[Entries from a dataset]

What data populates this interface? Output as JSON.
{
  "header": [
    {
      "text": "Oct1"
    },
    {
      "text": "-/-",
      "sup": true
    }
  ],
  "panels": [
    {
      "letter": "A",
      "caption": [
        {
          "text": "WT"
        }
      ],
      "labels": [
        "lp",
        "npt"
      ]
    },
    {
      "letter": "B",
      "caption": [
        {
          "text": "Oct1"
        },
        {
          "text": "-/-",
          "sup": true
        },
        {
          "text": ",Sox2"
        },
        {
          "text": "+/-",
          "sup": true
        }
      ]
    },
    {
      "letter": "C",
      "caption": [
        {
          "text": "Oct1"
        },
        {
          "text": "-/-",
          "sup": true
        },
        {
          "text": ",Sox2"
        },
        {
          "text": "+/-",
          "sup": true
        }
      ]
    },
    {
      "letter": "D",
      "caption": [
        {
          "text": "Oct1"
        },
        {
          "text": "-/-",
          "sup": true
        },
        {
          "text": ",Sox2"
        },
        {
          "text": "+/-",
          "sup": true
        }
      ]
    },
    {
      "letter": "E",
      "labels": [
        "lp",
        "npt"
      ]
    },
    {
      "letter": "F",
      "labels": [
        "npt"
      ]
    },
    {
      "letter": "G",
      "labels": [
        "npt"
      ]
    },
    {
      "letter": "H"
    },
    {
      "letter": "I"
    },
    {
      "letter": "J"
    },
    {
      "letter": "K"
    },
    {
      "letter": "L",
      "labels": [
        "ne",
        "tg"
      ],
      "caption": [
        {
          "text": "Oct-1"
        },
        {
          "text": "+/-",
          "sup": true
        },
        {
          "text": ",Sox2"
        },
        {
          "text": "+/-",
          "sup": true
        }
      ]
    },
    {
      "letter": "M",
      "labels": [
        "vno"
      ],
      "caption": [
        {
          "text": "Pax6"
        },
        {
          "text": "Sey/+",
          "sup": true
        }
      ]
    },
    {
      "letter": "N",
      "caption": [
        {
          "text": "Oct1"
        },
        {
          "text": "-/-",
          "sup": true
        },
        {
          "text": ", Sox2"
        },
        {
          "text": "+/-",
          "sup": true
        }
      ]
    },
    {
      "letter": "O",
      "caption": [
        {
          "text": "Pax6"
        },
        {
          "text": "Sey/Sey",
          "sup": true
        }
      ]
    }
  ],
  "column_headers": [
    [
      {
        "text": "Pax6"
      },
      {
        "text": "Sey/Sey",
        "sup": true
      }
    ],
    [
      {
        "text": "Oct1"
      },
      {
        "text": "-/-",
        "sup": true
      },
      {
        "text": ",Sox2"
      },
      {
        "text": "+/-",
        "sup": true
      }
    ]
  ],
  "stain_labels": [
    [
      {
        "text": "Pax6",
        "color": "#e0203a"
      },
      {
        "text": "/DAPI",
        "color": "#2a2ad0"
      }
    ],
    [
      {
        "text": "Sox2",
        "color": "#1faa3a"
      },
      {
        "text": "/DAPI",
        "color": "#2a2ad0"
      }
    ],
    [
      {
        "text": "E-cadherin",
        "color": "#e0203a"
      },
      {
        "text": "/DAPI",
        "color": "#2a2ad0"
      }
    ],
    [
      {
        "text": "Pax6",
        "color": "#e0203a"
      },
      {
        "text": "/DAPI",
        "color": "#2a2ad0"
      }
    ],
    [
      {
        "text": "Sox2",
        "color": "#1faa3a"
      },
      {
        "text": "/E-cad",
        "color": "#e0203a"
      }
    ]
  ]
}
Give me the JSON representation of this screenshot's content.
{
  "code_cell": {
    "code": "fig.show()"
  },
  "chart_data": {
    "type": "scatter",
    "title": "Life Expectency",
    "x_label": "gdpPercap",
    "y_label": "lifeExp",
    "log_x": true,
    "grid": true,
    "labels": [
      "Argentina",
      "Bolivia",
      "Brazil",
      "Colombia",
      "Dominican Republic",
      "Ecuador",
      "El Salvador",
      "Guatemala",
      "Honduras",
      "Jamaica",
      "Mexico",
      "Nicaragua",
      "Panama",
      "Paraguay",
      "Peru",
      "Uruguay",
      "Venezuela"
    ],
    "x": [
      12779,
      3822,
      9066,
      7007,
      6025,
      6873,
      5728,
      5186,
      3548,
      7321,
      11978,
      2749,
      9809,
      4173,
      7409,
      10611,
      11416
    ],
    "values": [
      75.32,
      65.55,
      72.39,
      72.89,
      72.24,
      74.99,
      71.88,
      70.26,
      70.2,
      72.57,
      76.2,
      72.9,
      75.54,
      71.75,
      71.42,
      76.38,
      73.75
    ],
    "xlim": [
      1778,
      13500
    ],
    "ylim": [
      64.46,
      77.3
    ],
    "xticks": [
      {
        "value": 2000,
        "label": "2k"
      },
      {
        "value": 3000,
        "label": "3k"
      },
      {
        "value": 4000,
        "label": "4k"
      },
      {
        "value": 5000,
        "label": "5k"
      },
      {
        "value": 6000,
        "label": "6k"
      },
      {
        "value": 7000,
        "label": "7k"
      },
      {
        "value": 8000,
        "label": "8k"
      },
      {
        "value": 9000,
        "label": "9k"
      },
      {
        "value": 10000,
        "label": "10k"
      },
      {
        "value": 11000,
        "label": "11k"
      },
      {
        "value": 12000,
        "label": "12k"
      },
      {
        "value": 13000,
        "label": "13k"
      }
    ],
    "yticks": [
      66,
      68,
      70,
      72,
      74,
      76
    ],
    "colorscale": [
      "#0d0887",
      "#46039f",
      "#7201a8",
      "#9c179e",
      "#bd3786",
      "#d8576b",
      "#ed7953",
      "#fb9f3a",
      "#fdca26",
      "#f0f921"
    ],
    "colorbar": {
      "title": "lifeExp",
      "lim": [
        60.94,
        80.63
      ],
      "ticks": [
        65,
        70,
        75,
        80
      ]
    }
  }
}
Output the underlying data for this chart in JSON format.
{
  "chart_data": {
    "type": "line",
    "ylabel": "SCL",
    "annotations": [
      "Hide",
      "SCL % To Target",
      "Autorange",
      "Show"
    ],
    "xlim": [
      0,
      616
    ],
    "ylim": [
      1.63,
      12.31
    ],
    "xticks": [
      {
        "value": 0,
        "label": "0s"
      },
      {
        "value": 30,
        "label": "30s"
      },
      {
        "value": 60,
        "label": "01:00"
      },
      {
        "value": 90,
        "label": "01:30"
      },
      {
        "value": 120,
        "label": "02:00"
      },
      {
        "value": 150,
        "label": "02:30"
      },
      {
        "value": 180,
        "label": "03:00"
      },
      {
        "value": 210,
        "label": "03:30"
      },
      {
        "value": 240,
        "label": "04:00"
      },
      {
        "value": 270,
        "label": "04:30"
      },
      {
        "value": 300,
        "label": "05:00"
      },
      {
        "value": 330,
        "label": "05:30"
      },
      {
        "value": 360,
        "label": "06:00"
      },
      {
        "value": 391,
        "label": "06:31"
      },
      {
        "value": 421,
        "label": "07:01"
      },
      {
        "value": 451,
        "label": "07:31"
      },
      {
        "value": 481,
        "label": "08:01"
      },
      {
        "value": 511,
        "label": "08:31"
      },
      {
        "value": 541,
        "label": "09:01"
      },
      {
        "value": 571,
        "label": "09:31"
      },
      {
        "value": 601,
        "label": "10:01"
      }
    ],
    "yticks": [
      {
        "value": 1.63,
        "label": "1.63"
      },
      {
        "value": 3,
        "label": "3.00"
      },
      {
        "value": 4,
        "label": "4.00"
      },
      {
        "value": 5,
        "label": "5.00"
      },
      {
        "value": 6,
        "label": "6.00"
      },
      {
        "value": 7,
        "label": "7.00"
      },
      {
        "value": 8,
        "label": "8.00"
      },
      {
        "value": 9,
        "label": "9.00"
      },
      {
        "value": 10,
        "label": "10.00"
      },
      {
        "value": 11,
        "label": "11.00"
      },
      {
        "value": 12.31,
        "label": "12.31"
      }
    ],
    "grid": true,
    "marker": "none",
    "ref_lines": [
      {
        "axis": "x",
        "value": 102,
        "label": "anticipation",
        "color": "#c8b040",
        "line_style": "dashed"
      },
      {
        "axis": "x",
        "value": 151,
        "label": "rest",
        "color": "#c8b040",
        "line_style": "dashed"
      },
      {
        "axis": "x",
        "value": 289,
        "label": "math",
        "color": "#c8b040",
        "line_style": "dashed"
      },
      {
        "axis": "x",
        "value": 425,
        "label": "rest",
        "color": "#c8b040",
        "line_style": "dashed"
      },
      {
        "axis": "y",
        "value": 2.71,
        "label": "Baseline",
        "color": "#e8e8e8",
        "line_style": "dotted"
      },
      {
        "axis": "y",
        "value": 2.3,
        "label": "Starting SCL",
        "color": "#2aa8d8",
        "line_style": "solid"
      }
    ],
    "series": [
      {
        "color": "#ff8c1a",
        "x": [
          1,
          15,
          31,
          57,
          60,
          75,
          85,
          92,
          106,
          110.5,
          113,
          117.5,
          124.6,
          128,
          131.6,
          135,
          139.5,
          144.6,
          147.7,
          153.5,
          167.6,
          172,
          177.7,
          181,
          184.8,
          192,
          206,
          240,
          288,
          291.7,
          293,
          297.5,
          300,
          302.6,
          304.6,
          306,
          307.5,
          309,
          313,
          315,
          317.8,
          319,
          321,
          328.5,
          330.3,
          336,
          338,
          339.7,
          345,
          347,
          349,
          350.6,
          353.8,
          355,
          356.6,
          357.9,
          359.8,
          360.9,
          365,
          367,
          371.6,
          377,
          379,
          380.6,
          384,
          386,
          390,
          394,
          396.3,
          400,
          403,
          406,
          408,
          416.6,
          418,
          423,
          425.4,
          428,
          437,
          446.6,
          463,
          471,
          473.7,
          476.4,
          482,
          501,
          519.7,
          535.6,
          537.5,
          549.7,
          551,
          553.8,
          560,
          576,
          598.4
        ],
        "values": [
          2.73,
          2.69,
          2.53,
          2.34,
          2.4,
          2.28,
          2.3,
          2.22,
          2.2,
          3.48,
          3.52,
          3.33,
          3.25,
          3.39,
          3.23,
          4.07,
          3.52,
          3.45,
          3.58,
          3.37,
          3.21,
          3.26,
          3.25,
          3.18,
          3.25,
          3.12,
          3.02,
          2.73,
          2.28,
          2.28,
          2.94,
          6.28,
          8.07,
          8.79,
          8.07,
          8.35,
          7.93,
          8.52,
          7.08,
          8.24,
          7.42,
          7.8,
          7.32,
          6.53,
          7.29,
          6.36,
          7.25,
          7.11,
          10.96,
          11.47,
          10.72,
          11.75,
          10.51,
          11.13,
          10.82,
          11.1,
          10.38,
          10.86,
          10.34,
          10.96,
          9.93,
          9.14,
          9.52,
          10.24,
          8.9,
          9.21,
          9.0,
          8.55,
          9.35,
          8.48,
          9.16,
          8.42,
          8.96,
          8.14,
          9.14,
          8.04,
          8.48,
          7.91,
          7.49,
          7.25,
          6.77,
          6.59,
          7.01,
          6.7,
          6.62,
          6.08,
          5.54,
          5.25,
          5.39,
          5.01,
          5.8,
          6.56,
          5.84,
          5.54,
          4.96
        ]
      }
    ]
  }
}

The problem >>
Return each full line of the entries that contains the word "title".

Answer to this task >>
    "title": "Life Expectency",
      "title": "lifeExp",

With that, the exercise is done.